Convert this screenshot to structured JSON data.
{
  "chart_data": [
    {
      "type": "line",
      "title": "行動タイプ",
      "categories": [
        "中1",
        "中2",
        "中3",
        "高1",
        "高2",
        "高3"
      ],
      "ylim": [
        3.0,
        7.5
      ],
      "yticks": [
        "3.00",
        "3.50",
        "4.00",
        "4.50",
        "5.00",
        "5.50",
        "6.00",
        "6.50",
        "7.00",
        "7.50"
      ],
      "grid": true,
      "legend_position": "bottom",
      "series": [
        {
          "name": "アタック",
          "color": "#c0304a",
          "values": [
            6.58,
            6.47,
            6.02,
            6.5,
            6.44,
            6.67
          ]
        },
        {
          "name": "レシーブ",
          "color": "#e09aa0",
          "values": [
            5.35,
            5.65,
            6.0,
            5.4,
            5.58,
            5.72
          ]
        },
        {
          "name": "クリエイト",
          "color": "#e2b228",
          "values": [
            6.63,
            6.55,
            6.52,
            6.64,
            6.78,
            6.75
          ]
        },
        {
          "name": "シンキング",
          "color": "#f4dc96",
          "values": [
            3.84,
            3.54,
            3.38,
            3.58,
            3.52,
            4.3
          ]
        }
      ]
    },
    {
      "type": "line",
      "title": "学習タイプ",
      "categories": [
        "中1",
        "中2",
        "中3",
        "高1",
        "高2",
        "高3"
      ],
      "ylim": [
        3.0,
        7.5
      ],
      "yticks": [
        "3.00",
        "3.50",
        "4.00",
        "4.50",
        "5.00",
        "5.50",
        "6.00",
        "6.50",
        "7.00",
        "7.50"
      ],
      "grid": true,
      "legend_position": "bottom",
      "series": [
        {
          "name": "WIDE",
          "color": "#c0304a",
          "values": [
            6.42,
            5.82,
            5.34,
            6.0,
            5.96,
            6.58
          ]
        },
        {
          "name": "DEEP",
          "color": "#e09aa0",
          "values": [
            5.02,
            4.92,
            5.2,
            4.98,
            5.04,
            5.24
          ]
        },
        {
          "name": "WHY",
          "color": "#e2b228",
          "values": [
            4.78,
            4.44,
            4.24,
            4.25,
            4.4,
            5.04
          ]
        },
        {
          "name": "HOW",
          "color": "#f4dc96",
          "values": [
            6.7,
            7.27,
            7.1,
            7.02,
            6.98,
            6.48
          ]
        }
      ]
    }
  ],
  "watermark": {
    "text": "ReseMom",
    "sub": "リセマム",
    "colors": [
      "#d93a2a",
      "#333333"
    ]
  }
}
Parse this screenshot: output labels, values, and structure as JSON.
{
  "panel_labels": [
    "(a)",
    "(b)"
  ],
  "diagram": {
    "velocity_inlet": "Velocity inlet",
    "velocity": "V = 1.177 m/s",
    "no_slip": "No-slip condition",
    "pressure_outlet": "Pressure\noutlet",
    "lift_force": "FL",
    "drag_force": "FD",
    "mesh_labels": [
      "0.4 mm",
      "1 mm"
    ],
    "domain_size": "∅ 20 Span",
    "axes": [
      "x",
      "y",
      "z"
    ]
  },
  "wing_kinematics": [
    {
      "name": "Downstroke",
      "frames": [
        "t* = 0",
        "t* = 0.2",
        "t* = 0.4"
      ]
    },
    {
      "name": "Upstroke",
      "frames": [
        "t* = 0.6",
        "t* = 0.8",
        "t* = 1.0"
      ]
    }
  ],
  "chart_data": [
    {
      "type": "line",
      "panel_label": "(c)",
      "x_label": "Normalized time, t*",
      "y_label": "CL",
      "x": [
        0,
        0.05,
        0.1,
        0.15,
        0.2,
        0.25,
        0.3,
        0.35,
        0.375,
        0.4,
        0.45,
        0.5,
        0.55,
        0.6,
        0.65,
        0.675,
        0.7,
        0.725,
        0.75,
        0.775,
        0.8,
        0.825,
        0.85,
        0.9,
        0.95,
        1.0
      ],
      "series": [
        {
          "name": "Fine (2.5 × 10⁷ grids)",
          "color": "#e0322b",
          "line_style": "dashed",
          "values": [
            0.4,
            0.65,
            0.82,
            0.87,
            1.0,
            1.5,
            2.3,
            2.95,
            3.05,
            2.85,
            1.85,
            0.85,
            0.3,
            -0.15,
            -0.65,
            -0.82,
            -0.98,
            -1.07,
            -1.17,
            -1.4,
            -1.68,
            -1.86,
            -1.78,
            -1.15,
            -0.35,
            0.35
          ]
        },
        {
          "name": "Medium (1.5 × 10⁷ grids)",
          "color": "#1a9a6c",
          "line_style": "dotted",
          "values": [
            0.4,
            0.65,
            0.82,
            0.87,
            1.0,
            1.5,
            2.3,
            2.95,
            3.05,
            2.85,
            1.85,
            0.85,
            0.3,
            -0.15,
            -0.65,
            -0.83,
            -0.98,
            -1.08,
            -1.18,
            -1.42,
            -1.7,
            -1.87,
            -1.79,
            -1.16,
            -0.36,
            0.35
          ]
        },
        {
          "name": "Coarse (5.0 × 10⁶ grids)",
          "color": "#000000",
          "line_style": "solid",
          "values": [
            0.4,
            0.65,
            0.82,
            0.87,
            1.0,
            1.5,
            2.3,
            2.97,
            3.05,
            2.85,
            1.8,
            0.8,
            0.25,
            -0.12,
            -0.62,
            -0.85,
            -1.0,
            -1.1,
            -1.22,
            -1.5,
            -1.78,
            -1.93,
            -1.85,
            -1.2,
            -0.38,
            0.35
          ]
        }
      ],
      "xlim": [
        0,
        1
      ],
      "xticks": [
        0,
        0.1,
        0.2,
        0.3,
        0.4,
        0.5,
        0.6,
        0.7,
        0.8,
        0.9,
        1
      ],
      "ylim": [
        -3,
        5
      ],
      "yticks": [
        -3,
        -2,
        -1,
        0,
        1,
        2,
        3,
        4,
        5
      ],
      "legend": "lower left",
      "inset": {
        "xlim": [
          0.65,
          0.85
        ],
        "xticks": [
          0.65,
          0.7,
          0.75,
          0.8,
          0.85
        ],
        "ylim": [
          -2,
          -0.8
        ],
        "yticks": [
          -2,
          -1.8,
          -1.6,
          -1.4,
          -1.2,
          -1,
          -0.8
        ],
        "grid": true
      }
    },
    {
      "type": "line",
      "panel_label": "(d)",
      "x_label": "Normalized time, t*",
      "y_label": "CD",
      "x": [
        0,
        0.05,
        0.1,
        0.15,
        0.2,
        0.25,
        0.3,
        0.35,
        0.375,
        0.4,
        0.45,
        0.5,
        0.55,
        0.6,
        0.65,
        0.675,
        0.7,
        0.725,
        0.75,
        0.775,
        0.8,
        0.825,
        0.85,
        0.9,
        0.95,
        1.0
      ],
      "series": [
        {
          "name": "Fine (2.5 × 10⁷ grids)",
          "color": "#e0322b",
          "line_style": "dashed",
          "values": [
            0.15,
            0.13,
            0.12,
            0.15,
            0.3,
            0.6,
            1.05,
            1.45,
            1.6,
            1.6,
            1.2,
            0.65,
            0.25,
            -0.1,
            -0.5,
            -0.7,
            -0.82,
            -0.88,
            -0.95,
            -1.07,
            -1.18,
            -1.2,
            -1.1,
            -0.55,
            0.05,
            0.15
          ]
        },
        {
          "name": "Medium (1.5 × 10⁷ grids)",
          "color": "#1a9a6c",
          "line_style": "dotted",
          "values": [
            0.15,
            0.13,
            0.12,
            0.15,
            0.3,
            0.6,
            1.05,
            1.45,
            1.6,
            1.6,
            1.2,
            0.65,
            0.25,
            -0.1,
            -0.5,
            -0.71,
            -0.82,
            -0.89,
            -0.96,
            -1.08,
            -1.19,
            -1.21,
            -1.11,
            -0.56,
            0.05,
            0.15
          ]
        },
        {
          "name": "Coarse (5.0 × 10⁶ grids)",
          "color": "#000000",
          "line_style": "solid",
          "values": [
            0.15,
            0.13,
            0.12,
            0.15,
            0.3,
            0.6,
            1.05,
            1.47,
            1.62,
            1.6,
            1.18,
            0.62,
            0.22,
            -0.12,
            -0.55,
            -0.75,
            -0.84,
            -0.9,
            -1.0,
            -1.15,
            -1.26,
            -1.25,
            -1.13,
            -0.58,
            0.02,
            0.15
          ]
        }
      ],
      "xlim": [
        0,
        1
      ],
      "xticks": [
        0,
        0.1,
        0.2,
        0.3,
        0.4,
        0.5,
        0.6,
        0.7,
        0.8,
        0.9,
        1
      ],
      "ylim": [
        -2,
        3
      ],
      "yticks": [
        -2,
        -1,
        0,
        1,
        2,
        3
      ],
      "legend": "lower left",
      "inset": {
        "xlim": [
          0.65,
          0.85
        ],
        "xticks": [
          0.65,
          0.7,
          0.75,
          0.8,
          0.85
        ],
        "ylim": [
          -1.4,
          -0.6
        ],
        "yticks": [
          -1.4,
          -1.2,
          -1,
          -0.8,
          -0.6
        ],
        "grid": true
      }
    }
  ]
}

---

▸ **WHAT IS BEING ASKED**
Copy out every line of the listing that contains the string "JSON".

▸ **RESPONSE TO THE EXERCISE**
Convert this screenshot to structured JSON data.
Parse this screenshot: output labels, values, and structure as JSON.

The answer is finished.